### [Your assignment]
Search term "text": copy each line of the data containing it.

### [Provided data]
####
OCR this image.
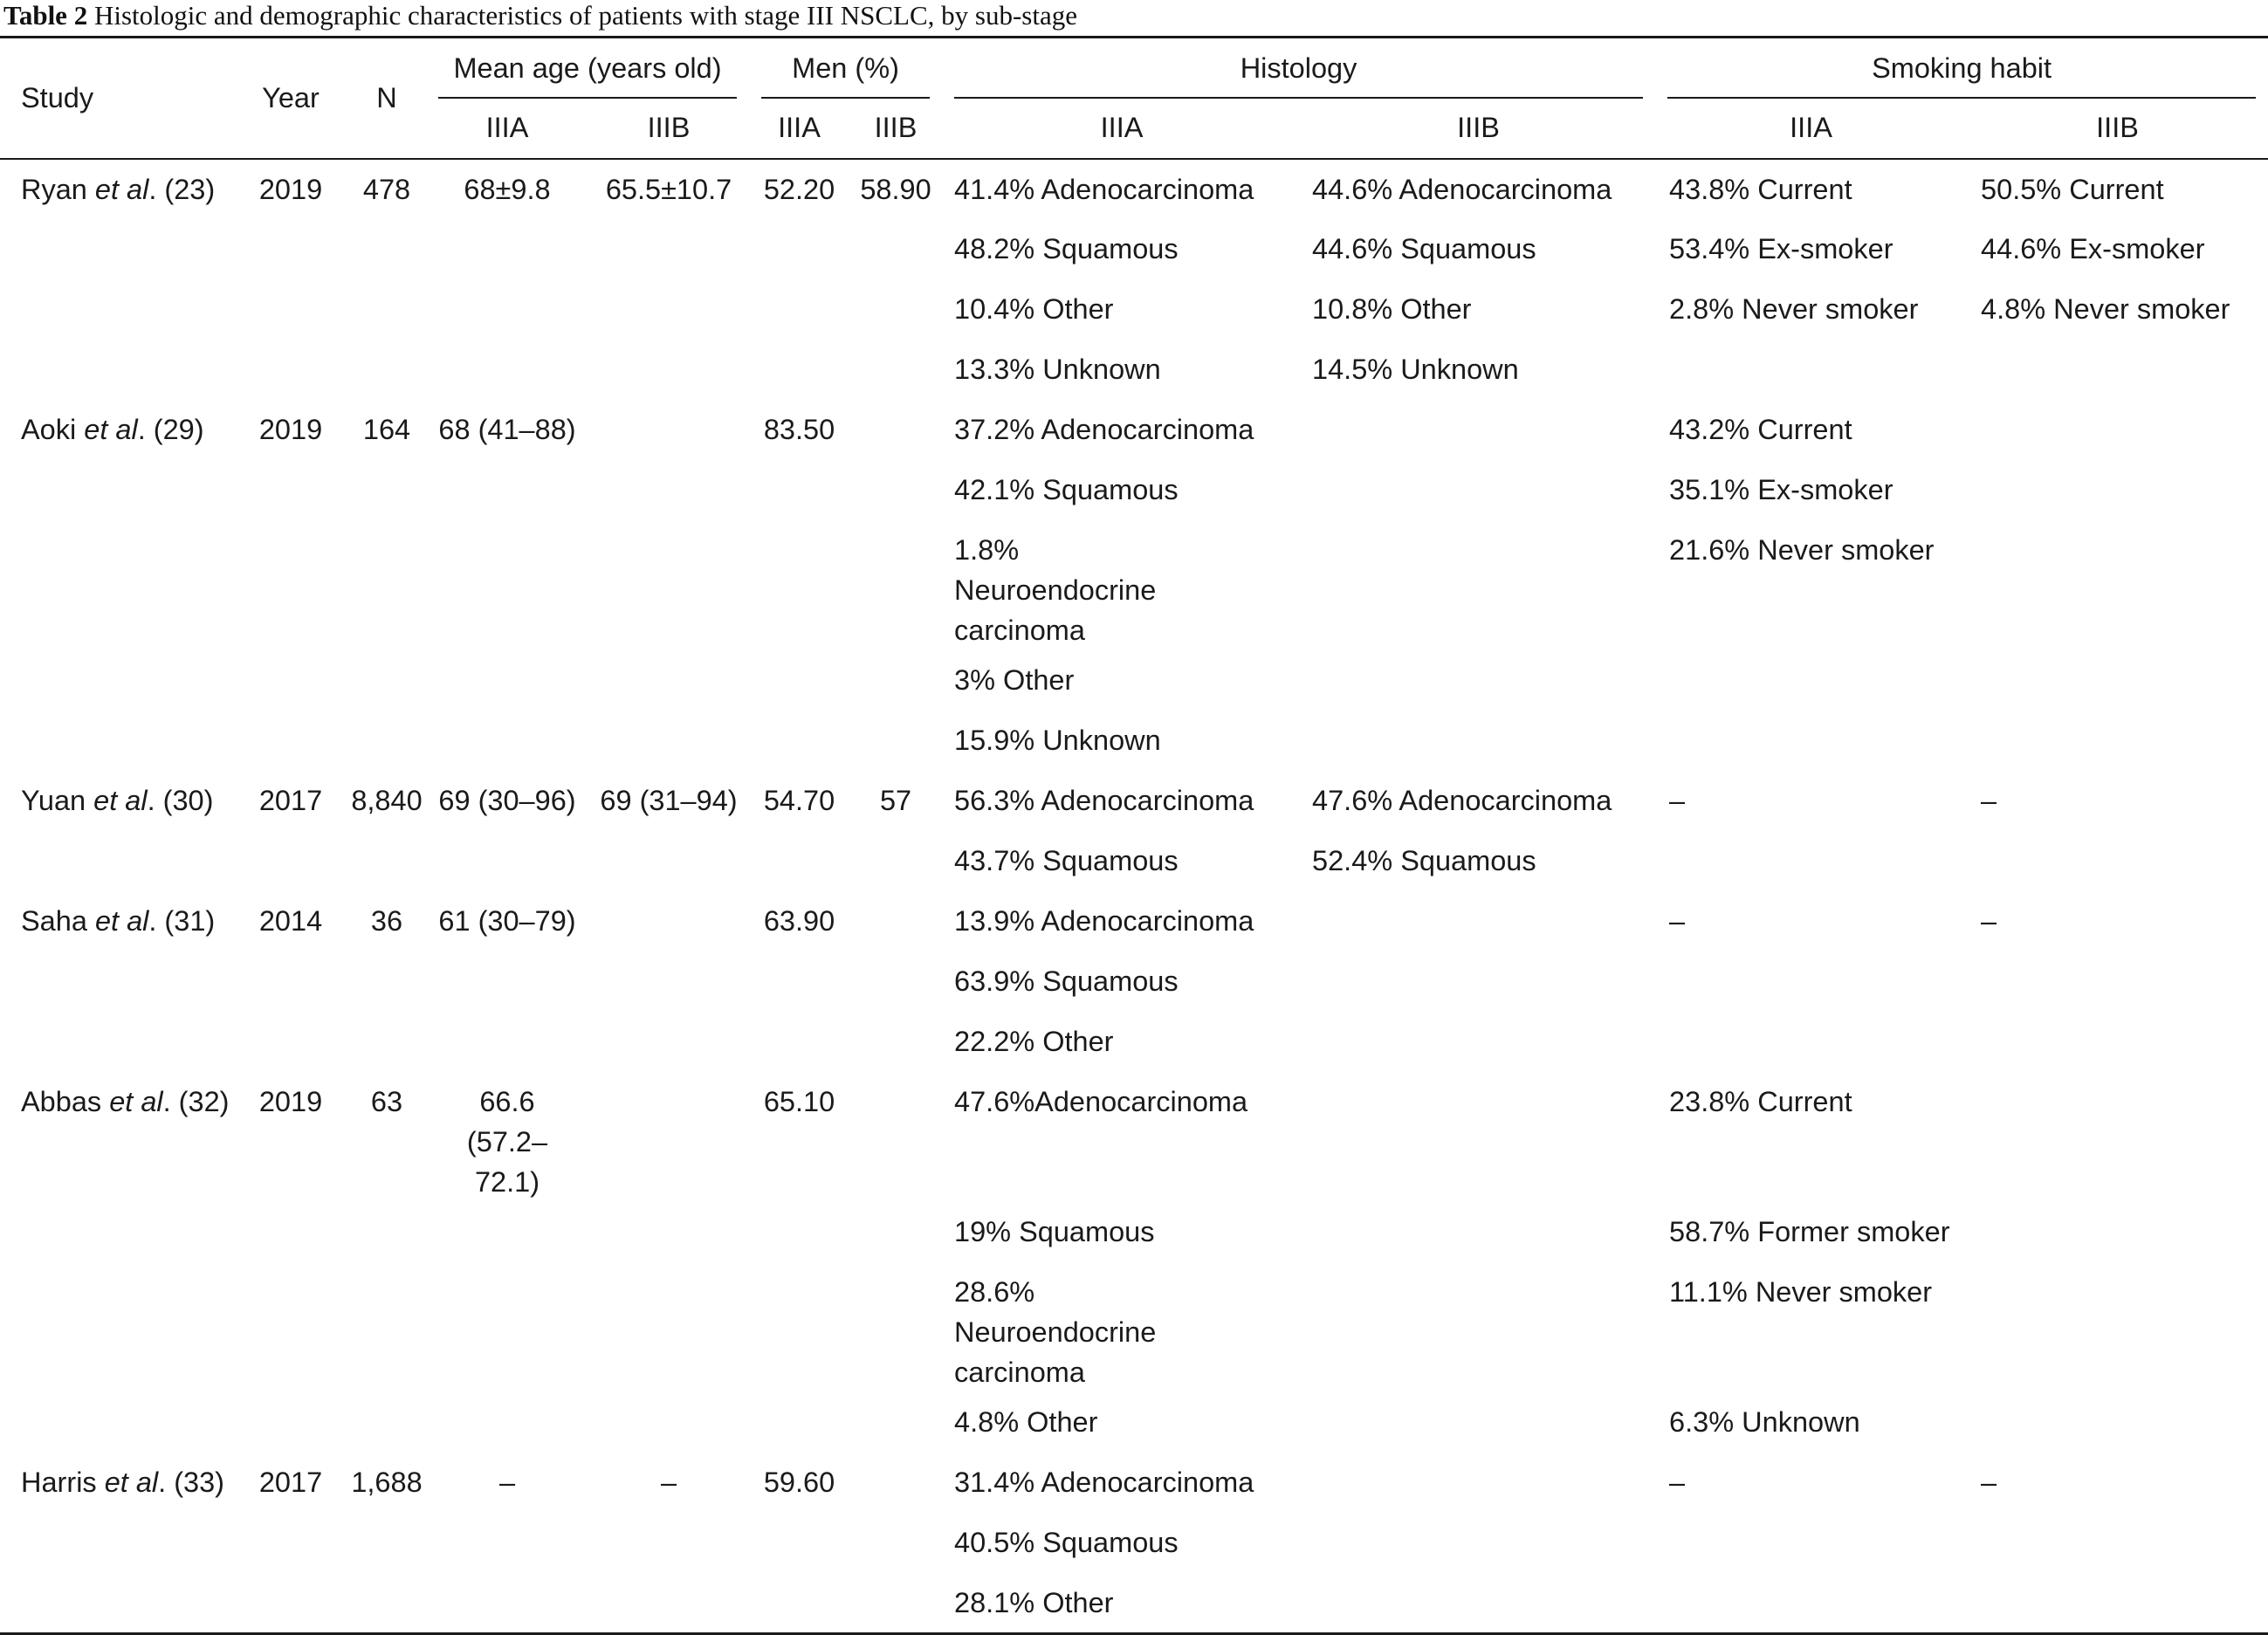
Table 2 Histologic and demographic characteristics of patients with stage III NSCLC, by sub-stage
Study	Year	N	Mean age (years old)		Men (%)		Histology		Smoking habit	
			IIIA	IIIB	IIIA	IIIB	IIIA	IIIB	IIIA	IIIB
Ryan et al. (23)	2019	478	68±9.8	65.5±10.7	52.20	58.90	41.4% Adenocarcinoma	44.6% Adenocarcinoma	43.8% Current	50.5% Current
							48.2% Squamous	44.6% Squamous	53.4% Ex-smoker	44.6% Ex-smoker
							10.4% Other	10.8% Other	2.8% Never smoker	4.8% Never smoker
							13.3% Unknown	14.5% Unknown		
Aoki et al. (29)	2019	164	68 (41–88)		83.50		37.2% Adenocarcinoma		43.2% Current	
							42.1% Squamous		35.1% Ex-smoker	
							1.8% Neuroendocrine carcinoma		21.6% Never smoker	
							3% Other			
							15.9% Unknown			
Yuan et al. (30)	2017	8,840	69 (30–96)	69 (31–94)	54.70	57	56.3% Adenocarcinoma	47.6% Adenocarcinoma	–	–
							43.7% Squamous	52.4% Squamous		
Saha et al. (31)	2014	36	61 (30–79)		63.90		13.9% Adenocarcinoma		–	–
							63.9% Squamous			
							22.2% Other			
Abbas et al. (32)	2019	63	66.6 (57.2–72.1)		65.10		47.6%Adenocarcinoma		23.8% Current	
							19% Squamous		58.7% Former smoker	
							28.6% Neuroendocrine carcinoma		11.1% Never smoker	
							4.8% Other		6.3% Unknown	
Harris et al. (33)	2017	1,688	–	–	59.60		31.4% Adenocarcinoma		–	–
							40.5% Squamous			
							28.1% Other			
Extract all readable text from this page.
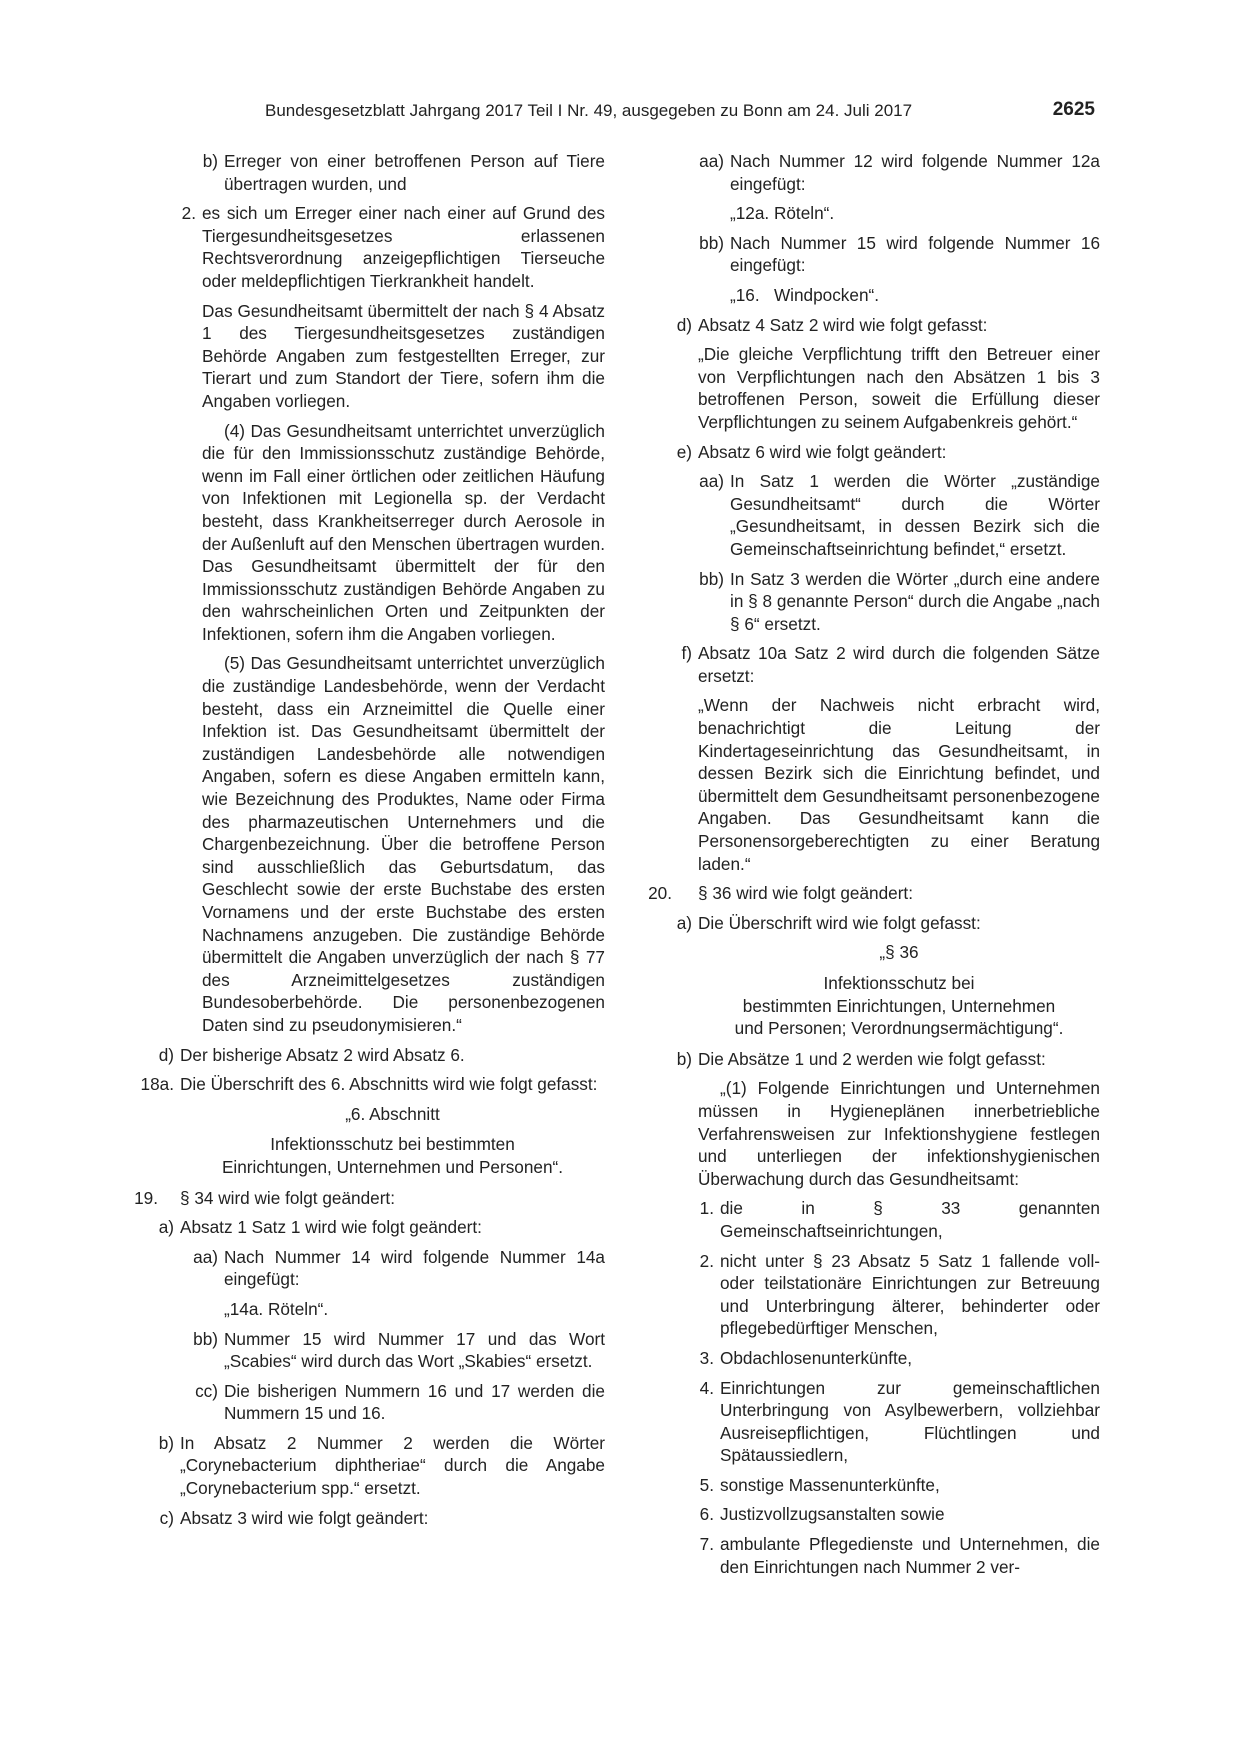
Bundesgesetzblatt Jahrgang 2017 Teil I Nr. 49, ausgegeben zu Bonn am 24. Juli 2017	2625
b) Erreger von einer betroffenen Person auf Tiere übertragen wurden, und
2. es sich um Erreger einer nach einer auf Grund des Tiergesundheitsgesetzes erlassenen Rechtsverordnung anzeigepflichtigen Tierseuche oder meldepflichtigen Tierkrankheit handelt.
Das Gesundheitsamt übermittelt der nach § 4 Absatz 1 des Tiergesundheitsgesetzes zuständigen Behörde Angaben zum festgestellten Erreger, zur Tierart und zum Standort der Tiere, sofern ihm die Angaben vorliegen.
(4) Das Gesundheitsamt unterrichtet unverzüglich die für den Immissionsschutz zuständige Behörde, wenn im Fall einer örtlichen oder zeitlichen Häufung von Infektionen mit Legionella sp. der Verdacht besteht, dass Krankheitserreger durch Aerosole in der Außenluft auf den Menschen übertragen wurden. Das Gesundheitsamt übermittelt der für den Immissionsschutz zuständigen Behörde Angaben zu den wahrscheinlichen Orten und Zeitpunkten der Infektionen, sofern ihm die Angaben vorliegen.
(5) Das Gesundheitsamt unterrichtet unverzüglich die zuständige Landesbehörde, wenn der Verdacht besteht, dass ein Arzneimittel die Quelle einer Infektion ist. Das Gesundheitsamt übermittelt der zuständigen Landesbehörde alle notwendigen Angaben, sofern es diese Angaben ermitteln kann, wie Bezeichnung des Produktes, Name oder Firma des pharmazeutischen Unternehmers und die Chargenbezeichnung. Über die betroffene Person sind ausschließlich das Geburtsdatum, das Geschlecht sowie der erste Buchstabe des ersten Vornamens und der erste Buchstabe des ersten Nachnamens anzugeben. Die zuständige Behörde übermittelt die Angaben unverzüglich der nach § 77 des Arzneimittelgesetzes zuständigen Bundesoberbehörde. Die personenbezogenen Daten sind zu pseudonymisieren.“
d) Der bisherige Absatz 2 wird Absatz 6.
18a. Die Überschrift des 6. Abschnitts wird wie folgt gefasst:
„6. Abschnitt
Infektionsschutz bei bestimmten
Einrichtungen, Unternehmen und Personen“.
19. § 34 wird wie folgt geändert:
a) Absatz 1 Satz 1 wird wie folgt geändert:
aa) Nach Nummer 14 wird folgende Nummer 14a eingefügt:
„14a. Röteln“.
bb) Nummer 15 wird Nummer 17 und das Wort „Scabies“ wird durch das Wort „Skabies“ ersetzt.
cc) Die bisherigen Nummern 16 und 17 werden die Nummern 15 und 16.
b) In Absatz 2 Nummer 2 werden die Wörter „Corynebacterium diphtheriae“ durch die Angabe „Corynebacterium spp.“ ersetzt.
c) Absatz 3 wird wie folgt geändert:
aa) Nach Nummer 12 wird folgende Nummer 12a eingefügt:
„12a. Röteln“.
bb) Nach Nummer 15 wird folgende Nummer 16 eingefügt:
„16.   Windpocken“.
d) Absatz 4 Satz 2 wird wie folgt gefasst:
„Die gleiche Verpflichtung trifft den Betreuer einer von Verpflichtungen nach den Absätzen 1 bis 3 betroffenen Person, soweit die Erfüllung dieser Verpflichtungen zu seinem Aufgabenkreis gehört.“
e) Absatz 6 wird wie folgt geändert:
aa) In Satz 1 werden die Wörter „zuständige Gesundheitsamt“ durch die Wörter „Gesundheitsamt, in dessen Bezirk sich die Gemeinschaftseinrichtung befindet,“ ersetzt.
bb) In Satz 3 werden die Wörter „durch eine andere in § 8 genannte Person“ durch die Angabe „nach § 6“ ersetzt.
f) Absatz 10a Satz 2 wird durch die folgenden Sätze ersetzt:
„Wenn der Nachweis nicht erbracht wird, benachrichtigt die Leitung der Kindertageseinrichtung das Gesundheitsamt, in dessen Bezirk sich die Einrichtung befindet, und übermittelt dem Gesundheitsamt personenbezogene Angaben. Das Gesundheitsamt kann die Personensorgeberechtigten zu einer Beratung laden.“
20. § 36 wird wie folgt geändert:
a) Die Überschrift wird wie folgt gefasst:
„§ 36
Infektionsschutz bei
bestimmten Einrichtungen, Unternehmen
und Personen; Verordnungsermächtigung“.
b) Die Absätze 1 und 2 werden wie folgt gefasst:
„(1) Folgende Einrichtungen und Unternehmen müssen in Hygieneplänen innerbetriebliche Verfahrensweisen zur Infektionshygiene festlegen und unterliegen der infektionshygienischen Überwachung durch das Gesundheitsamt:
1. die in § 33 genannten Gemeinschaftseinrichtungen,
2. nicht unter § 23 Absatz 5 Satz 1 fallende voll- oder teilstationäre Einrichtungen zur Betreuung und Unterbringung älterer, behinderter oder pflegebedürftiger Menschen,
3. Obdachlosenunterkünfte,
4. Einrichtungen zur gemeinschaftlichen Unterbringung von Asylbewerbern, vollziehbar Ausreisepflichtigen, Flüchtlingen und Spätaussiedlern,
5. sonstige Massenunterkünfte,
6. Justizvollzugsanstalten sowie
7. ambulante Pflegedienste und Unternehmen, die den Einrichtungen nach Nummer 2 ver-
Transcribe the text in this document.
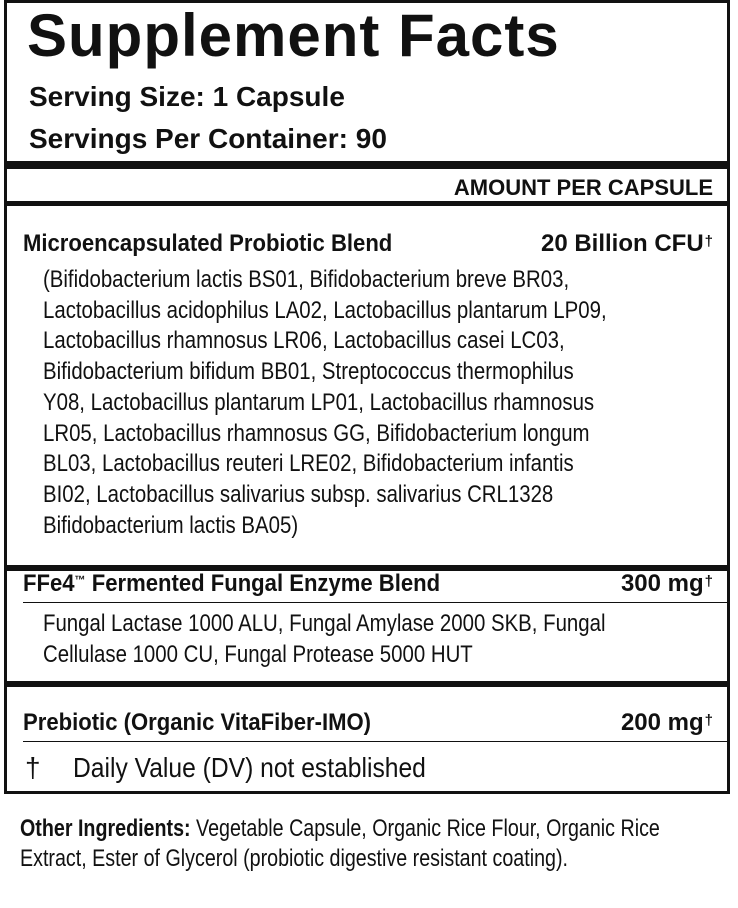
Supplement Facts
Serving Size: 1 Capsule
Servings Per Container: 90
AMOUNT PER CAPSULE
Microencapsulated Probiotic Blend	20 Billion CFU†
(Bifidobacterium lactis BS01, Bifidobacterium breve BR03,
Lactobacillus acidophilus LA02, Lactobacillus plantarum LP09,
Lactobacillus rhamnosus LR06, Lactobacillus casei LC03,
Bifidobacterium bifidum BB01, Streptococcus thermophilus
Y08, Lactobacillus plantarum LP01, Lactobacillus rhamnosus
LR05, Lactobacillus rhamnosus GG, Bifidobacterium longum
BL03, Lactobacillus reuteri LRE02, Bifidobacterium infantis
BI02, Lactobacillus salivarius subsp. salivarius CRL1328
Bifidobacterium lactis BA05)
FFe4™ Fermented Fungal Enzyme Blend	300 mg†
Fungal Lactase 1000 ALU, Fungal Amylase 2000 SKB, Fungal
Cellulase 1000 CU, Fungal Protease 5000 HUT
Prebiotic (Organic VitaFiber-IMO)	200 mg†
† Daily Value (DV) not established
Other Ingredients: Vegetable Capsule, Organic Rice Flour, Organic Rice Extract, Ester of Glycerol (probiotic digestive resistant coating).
####
### [Solution for this exercise]
Extract all readable text from this page.
Transcribe the text in this document.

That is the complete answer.